▶ **DIRECTIVE**
With pictures omitted, copy exactly the lines from the one containing "Transcribe this image's" through the end of the records below.
################
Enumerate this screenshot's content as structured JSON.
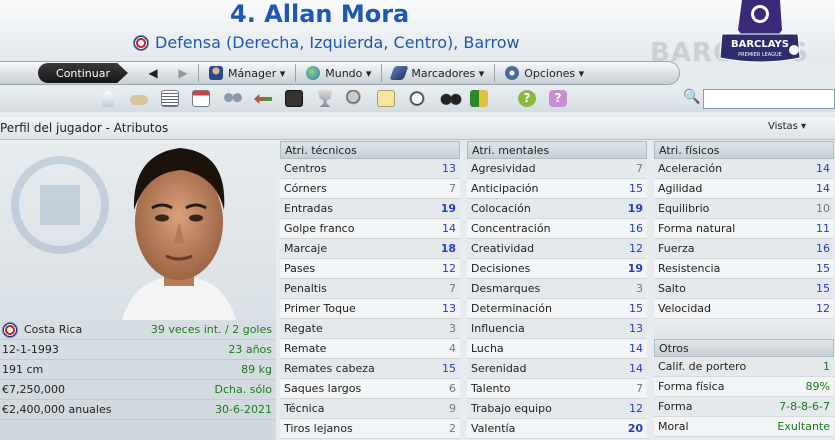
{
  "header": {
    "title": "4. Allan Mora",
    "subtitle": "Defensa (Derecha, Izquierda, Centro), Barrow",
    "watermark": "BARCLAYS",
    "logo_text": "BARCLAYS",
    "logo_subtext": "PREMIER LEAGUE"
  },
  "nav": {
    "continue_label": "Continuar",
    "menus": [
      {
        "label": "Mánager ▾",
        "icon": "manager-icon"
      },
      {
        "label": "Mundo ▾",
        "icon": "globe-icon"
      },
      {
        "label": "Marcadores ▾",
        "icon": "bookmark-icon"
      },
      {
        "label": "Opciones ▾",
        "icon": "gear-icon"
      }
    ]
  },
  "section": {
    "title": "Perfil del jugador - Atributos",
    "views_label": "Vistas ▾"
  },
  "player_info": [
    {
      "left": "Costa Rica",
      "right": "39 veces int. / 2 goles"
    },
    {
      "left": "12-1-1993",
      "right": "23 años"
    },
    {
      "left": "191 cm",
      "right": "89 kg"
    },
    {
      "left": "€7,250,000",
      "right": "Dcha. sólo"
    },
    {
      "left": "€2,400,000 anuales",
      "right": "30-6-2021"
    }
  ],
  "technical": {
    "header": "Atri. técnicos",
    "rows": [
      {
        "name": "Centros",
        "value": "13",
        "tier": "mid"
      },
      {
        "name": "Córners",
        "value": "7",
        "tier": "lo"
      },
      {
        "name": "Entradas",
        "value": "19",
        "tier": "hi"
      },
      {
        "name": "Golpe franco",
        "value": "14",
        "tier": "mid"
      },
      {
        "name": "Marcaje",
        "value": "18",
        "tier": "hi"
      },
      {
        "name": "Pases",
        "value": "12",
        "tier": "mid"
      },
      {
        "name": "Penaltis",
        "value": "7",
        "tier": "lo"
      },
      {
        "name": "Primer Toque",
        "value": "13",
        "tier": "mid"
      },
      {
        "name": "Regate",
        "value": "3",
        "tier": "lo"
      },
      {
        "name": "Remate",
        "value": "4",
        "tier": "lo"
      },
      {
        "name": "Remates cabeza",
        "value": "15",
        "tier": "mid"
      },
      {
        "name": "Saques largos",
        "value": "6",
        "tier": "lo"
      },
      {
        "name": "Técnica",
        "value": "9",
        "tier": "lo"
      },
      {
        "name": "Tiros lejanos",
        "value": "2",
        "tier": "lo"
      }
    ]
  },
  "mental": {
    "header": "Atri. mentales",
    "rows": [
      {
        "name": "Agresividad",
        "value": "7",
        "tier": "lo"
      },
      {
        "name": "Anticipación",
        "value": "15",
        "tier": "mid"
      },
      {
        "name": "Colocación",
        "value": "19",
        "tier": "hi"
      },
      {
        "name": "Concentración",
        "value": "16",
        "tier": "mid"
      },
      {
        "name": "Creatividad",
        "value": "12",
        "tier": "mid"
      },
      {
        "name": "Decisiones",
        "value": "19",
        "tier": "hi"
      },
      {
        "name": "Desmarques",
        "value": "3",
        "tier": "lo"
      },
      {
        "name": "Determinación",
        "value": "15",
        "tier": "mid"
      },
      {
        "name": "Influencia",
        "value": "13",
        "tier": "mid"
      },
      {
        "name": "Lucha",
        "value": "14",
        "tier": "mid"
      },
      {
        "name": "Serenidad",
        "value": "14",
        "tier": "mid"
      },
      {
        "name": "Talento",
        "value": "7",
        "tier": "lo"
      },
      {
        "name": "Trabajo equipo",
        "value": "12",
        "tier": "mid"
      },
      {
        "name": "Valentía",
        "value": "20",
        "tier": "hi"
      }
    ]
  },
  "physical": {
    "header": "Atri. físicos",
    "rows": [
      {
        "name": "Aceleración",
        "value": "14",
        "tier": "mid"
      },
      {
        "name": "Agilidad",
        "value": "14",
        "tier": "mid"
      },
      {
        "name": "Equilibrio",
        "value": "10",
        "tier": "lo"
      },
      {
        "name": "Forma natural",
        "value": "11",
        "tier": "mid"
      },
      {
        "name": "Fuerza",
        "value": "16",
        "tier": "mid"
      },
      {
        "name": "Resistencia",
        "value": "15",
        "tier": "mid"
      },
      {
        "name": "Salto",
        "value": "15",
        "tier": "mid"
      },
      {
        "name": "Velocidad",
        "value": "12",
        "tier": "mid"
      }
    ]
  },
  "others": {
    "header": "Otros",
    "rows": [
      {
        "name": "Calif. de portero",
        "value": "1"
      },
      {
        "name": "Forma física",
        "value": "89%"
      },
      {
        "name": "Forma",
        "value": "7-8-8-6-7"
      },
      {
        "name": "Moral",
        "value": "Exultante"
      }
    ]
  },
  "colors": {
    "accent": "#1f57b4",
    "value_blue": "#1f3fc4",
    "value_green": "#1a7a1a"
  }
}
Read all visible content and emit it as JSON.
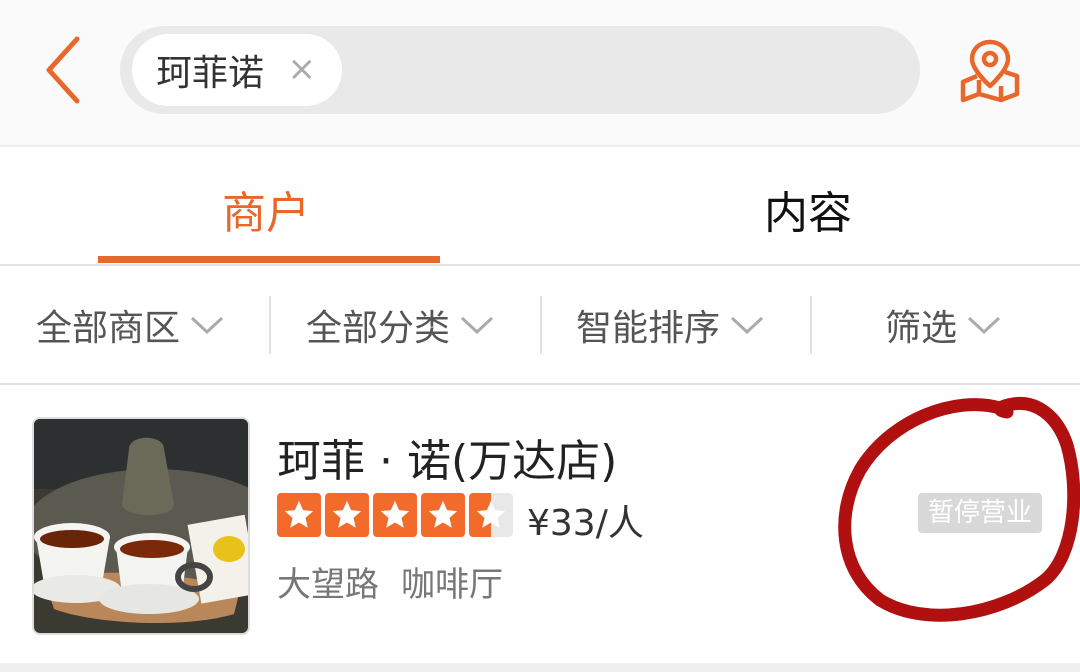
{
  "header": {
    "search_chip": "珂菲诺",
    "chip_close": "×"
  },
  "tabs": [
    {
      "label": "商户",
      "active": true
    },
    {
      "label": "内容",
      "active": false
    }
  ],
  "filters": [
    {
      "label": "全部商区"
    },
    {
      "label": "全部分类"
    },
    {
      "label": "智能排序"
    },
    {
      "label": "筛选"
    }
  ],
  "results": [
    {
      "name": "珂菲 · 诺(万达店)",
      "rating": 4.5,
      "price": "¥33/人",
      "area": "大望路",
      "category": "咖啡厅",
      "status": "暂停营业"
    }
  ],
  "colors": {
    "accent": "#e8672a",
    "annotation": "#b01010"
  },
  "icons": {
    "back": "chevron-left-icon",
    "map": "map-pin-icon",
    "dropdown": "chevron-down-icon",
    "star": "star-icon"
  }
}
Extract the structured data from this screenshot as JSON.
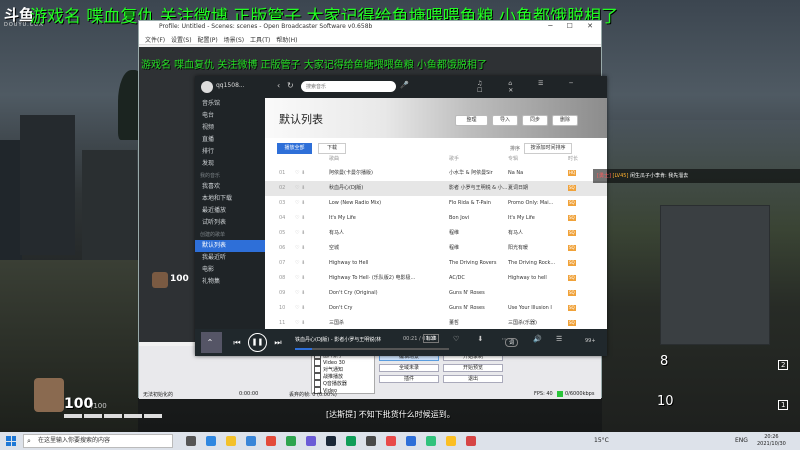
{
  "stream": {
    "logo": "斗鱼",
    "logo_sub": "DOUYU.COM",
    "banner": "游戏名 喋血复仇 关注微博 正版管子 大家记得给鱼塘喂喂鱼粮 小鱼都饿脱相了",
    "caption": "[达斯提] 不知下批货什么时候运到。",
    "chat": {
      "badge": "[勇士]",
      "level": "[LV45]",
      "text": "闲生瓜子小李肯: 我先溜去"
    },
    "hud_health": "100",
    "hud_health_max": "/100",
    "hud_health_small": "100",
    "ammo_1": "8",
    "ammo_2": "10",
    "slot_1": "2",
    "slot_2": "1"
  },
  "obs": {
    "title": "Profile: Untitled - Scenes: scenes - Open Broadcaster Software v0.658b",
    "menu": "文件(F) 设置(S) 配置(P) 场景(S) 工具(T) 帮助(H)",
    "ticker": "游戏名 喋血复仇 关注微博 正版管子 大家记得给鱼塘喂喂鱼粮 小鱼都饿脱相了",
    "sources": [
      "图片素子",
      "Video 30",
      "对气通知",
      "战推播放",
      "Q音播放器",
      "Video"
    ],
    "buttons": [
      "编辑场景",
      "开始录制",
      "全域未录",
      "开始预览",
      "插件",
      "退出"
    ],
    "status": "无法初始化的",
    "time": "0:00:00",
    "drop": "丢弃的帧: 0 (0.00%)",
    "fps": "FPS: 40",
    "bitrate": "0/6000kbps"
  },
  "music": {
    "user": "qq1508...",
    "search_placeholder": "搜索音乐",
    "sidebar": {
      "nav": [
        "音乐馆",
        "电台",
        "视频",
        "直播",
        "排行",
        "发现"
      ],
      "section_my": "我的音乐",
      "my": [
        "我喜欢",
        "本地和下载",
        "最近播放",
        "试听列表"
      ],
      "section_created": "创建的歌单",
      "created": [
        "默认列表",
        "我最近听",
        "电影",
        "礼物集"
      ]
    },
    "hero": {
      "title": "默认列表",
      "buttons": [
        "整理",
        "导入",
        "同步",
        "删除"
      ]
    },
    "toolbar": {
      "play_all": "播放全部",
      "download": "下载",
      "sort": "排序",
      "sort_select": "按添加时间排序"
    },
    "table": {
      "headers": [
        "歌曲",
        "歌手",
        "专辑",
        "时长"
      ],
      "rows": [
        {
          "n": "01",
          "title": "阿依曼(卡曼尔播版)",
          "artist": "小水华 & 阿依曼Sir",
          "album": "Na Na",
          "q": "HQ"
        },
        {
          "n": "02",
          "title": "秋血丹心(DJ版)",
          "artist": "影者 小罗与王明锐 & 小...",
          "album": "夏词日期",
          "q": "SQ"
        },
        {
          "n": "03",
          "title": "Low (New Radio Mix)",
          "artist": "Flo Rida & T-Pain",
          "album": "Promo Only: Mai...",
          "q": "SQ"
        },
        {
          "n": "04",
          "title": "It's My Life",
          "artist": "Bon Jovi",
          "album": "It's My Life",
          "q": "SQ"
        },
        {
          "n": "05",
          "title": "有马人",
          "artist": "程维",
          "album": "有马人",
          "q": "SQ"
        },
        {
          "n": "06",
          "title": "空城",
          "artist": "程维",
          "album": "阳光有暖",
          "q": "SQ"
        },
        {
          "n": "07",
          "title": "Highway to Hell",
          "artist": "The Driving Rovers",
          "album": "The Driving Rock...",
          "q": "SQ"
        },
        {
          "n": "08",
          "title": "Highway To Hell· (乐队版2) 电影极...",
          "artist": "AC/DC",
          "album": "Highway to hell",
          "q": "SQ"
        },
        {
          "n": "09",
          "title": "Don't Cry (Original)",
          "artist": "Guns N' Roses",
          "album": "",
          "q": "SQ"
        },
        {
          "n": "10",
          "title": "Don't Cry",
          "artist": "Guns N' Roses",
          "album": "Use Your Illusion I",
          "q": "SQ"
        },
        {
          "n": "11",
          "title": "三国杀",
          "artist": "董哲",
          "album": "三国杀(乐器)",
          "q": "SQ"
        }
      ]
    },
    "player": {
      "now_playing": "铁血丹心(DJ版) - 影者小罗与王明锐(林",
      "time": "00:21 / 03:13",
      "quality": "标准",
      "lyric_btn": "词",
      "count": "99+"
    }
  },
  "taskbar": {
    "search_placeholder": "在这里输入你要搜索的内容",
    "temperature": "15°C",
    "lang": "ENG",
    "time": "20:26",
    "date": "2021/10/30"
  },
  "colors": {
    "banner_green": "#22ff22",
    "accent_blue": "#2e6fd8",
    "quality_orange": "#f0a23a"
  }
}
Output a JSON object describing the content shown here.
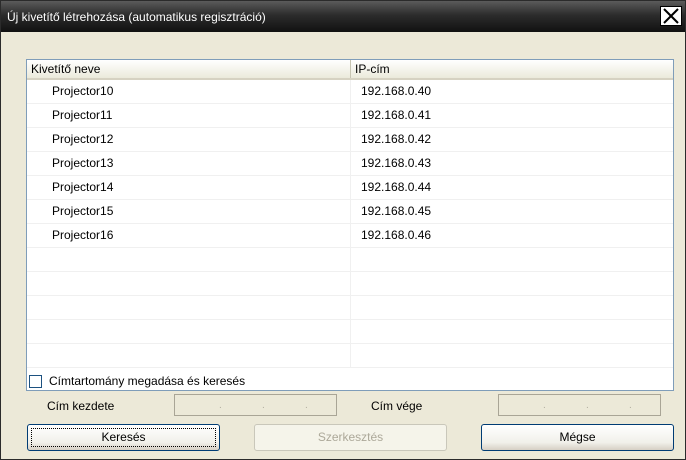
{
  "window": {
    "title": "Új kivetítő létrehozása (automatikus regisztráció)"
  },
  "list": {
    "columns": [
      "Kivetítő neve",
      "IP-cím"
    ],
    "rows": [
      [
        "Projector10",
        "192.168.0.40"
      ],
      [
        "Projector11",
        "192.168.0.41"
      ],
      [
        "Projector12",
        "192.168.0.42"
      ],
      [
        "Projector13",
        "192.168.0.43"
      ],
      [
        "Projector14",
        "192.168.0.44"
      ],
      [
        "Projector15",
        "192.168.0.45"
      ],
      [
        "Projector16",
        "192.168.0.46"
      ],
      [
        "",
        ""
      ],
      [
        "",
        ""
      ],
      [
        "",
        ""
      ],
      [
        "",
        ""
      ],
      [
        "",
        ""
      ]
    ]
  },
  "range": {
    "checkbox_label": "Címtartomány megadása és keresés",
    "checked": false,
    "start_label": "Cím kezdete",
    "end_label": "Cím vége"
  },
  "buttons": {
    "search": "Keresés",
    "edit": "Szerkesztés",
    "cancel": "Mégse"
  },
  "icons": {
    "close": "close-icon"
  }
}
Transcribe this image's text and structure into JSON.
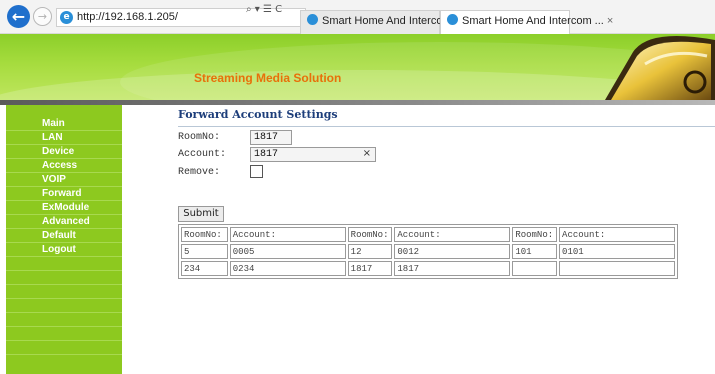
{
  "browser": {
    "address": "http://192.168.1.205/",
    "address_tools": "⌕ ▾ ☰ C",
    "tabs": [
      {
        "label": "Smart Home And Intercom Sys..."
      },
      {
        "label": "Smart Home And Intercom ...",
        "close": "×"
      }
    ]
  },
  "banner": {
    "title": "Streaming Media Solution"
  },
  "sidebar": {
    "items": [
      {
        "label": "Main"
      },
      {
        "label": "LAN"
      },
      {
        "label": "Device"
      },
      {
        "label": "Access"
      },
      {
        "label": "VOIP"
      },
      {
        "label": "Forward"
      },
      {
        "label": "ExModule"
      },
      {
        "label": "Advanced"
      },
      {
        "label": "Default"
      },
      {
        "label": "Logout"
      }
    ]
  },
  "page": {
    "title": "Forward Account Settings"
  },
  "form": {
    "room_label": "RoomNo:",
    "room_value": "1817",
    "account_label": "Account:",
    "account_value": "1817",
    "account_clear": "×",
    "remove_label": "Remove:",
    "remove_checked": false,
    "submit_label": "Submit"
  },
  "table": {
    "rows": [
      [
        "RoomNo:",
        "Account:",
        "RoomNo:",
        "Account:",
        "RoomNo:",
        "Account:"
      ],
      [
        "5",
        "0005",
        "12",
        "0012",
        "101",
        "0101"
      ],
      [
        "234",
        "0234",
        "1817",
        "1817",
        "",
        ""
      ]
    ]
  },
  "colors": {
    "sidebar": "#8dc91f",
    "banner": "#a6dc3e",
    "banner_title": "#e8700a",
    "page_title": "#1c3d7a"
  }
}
################
▶ **ANSWER BELOW**
Transcribe this image's text and structure into JSON.
{
  "browser": {
    "address": "http://192.168.1.205/",
    "address_tools": "⌕ ▾ ☰ C",
    "tabs": [
      {
        "label": "Smart Home And Intercom Sys..."
      },
      {
        "label": "Smart Home And Intercom ...",
        "close": "×"
      }
    ]
  },
  "banner": {
    "title": "Streaming Media Solution"
  },
  "sidebar": {
    "items": [
      {
        "label": "Main"
      },
      {
        "label": "LAN"
      },
      {
        "label": "Device"
      },
      {
        "label": "Access"
      },
      {
        "label": "VOIP"
      },
      {
        "label": "Forward"
      },
      {
        "label": "ExModule"
      },
      {
        "label": "Advanced"
      },
      {
        "label": "Default"
      },
      {
        "label": "Logout"
      }
    ]
  },
  "page": {
    "title": "Forward Account Settings"
  },
  "form": {
    "room_label": "RoomNo:",
    "room_value": "1817",
    "account_label": "Account:",
    "account_value": "1817",
    "account_clear": "×",
    "remove_label": "Remove:",
    "remove_checked": false,
    "submit_label": "Submit"
  },
  "table": {
    "rows": [
      [
        "RoomNo:",
        "Account:",
        "RoomNo:",
        "Account:",
        "RoomNo:",
        "Account:"
      ],
      [
        "5",
        "0005",
        "12",
        "0012",
        "101",
        "0101"
      ],
      [
        "234",
        "0234",
        "1817",
        "1817",
        "",
        ""
      ]
    ]
  },
  "colors": {
    "sidebar": "#8dc91f",
    "banner": "#a6dc3e",
    "banner_title": "#e8700a",
    "page_title": "#1c3d7a"
  }
}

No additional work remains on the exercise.